■ **Task objective**
Return the data exactly, with all pictures removed.

■ **Raw data**
※
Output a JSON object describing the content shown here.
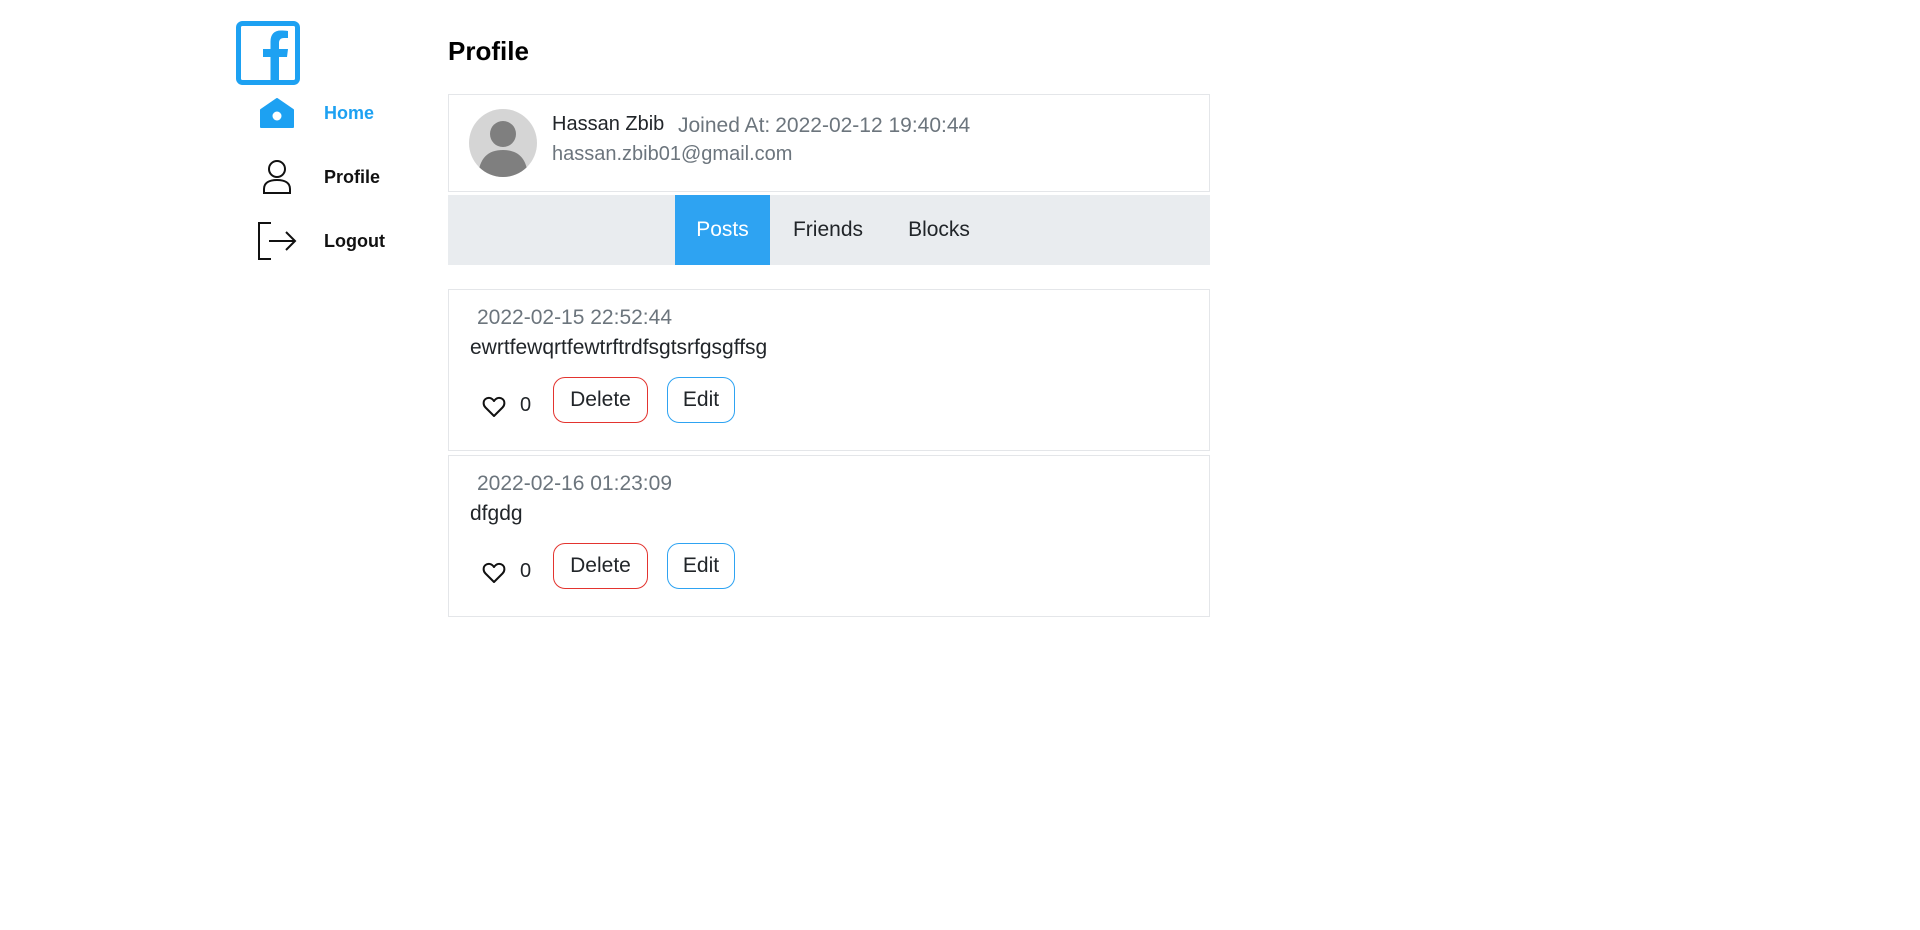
{
  "sidebar": {
    "logo": "facebook-logo",
    "items": [
      {
        "label": "Home",
        "icon": "home-icon",
        "active": true
      },
      {
        "label": "Profile",
        "icon": "user-icon",
        "active": false
      },
      {
        "label": "Logout",
        "icon": "logout-icon",
        "active": false
      }
    ]
  },
  "page": {
    "title": "Profile"
  },
  "profile": {
    "name": "Hassan Zbib",
    "joined_label": "Joined At:",
    "joined_date": "2022-02-12 19:40:44",
    "email": "hassan.zbib01@gmail.com"
  },
  "tabs": [
    {
      "label": "Posts",
      "active": true
    },
    {
      "label": "Friends",
      "active": false
    },
    {
      "label": "Blocks",
      "active": false
    }
  ],
  "posts": [
    {
      "date": "2022-02-15 22:52:44",
      "text": "ewrtfewqrtfewtrftrdfsgtsrfgsgffsg",
      "likes": "0",
      "delete_label": "Delete",
      "edit_label": "Edit"
    },
    {
      "date": "2022-02-16 01:23:09",
      "text": "dfgdg",
      "likes": "0",
      "delete_label": "Delete",
      "edit_label": "Edit"
    }
  ],
  "colors": {
    "accent": "#1da1f2",
    "danger": "#e3342f",
    "tab_bg": "#e9ecef",
    "muted": "#6c757d"
  }
}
※
■ **Response to this task**
Output a JSON object describing the content shown here.
{
  "sidebar": {
    "logo": "facebook-logo",
    "items": [
      {
        "label": "Home",
        "icon": "home-icon",
        "active": true
      },
      {
        "label": "Profile",
        "icon": "user-icon",
        "active": false
      },
      {
        "label": "Logout",
        "icon": "logout-icon",
        "active": false
      }
    ]
  },
  "page": {
    "title": "Profile"
  },
  "profile": {
    "name": "Hassan Zbib",
    "joined_label": "Joined At:",
    "joined_date": "2022-02-12 19:40:44",
    "email": "hassan.zbib01@gmail.com"
  },
  "tabs": [
    {
      "label": "Posts",
      "active": true
    },
    {
      "label": "Friends",
      "active": false
    },
    {
      "label": "Blocks",
      "active": false
    }
  ],
  "posts": [
    {
      "date": "2022-02-15 22:52:44",
      "text": "ewrtfewqrtfewtrftrdfsgtsrfgsgffsg",
      "likes": "0",
      "delete_label": "Delete",
      "edit_label": "Edit"
    },
    {
      "date": "2022-02-16 01:23:09",
      "text": "dfgdg",
      "likes": "0",
      "delete_label": "Delete",
      "edit_label": "Edit"
    }
  ],
  "colors": {
    "accent": "#1da1f2",
    "danger": "#e3342f",
    "tab_bg": "#e9ecef",
    "muted": "#6c757d"
  }
}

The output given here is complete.